#### OBJECTIVE:
Below is a block of records. Copy every line in it that contains the word "stop".

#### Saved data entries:
____________________

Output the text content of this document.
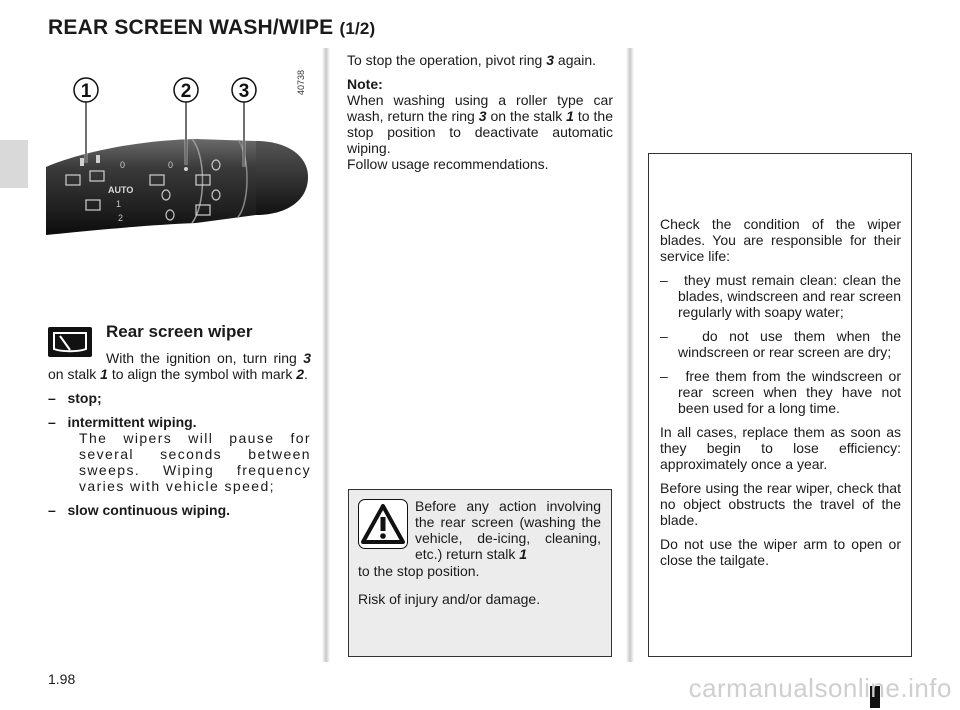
REAR SCREEN WASH/WIPE (1/2)
AUTO
0
1
2
0
1	2 3	40738
Rear screen wiper

With the ignition on, turn ring 3 on stalk 1 to align the symbol with mark 2.

–   stop;

–   intermittent wiping.

The wipers will pause for several seconds between sweeps. Wiping frequency varies with vehicle speed;

–   slow continuous wiping.

To stop the operation, pivot ring 3 again.

Note:

When washing using a roller type car wash, return the ring 3 on the stalk 1 to the stop position to deactivate automatic wiping.

Follow usage recommendations.

Before any action involving the rear screen (washing the vehicle, de-icing, cleaning, etc.) return stalk 1

to the stop position.

Risk of injury and/or damage.

Check the condition of the wiper blades. You are responsible for their service life:

–   they must remain clean: clean the blades, windscreen and rear screen regularly with soapy water;

–   do not use them when the windscreen or rear screen are dry;

–   free them from the windscreen or rear screen when they have not been used for a long time.

In all cases, replace them as soon as they begin to lose efficiency: approximately once a year.

Before using the rear wiper, check that no object obstructs the travel of the blade.

Do not use the wiper arm to open or close the tailgate.

1.98	carmanualsonline.info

____________________

#### EXERCISE RESPONSE:
–   stop;
To stop the operation, pivot ring 3 again.
When washing using a roller type car wash, return the ring 3 on the stalk 1 to the stop position to deactivate automatic wiping.
to the stop position.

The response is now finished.